Source material:
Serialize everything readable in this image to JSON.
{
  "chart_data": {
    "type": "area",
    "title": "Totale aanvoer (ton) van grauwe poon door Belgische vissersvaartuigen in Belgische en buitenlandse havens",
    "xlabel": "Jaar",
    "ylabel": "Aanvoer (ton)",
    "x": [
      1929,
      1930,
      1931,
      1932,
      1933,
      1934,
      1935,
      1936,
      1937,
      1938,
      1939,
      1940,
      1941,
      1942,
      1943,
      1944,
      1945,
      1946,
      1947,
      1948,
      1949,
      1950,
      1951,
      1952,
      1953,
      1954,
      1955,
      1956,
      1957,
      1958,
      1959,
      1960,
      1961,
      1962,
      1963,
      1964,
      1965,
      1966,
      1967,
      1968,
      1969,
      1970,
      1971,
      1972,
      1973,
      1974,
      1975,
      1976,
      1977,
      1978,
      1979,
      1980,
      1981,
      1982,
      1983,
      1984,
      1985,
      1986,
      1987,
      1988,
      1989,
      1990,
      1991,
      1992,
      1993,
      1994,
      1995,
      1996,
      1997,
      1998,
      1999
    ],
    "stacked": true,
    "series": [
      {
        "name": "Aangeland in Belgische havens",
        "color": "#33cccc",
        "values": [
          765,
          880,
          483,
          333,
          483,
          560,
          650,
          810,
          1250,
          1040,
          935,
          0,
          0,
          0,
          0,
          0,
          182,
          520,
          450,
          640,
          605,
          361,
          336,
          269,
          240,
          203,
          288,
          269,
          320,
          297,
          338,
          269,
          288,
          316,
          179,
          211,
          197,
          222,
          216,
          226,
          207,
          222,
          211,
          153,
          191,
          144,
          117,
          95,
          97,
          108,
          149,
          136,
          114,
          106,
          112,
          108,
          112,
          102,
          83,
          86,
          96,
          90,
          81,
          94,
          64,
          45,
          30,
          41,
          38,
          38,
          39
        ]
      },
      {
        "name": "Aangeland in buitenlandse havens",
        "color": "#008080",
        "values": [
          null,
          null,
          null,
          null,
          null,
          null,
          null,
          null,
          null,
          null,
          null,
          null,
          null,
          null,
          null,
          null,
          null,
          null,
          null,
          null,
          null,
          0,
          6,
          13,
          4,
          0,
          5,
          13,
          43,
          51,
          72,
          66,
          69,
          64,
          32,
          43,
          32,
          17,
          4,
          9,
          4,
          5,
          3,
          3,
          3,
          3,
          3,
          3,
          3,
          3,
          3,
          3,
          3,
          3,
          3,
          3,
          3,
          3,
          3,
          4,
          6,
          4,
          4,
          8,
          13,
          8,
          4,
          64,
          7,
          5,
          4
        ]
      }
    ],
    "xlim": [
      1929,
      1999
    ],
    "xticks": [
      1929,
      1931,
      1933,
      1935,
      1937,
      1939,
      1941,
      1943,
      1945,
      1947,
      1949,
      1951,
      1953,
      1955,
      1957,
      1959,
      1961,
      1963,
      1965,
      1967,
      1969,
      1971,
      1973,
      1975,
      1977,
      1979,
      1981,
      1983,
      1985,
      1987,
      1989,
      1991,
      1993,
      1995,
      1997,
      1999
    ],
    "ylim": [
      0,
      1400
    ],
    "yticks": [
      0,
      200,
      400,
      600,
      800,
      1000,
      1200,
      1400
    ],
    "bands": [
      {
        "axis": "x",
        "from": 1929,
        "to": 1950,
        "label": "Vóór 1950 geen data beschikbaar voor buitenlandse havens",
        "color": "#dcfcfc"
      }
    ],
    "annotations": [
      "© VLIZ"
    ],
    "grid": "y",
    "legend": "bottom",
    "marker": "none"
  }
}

Task goal:
Copy every record exactly as presented.

Final answer:
Serialize everything readable in this image to JSON.
{
  "chart_data": {
    "type": "area",
    "title": "Totale aanvoer (ton) van grauwe poon door Belgische vissersvaartuigen in Belgische en buitenlandse havens",
    "xlabel": "Jaar",
    "ylabel": "Aanvoer (ton)",
    "x": [
      1929,
      1930,
      1931,
      1932,
      1933,
      1934,
      1935,
      1936,
      1937,
      1938,
      1939,
      1940,
      1941,
      1942,
      1943,
      1944,
      1945,
      1946,
      1947,
      1948,
      1949,
      1950,
      1951,
      1952,
      1953,
      1954,
      1955,
      1956,
      1957,
      1958,
      1959,
      1960,
      1961,
      1962,
      1963,
      1964,
      1965,
      1966,
      1967,
      1968,
      1969,
      1970,
      1971,
      1972,
      1973,
      1974,
      1975,
      1976,
      1977,
      1978,
      1979,
      1980,
      1981,
      1982,
      1983,
      1984,
      1985,
      1986,
      1987,
      1988,
      1989,
      1990,
      1991,
      1992,
      1993,
      1994,
      1995,
      1996,
      1997,
      1998,
      1999
    ],
    "stacked": true,
    "series": [
      {
        "name": "Aangeland in Belgische havens",
        "color": "#33cccc",
        "values": [
          765,
          880,
          483,
          333,
          483,
          560,
          650,
          810,
          1250,
          1040,
          935,
          0,
          0,
          0,
          0,
          0,
          182,
          520,
          450,
          640,
          605,
          361,
          336,
          269,
          240,
          203,
          288,
          269,
          320,
          297,
          338,
          269,
          288,
          316,
          179,
          211,
          197,
          222,
          216,
          226,
          207,
          222,
          211,
          153,
          191,
          144,
          117,
          95,
          97,
          108,
          149,
          136,
          114,
          106,
          112,
          108,
          112,
          102,
          83,
          86,
          96,
          90,
          81,
          94,
          64,
          45,
          30,
          41,
          38,
          38,
          39
        ]
      },
      {
        "name": "Aangeland in buitenlandse havens",
        "color": "#008080",
        "values": [
          null,
          null,
          null,
          null,
          null,
          null,
          null,
          null,
          null,
          null,
          null,
          null,
          null,
          null,
          null,
          null,
          null,
          null,
          null,
          null,
          null,
          0,
          6,
          13,
          4,
          0,
          5,
          13,
          43,
          51,
          72,
          66,
          69,
          64,
          32,
          43,
          32,
          17,
          4,
          9,
          4,
          5,
          3,
          3,
          3,
          3,
          3,
          3,
          3,
          3,
          3,
          3,
          3,
          3,
          3,
          3,
          3,
          3,
          3,
          4,
          6,
          4,
          4,
          8,
          13,
          8,
          4,
          64,
          7,
          5,
          4
        ]
      }
    ],
    "xlim": [
      1929,
      1999
    ],
    "xticks": [
      1929,
      1931,
      1933,
      1935,
      1937,
      1939,
      1941,
      1943,
      1945,
      1947,
      1949,
      1951,
      1953,
      1955,
      1957,
      1959,
      1961,
      1963,
      1965,
      1967,
      1969,
      1971,
      1973,
      1975,
      1977,
      1979,
      1981,
      1983,
      1985,
      1987,
      1989,
      1991,
      1993,
      1995,
      1997,
      1999
    ],
    "ylim": [
      0,
      1400
    ],
    "yticks": [
      0,
      200,
      400,
      600,
      800,
      1000,
      1200,
      1400
    ],
    "bands": [
      {
        "axis": "x",
        "from": 1929,
        "to": 1950,
        "label": "Vóór 1950 geen data beschikbaar voor buitenlandse havens",
        "color": "#dcfcfc"
      }
    ],
    "annotations": [
      "© VLIZ"
    ],
    "grid": "y",
    "legend": "bottom",
    "marker": "none"
  }
}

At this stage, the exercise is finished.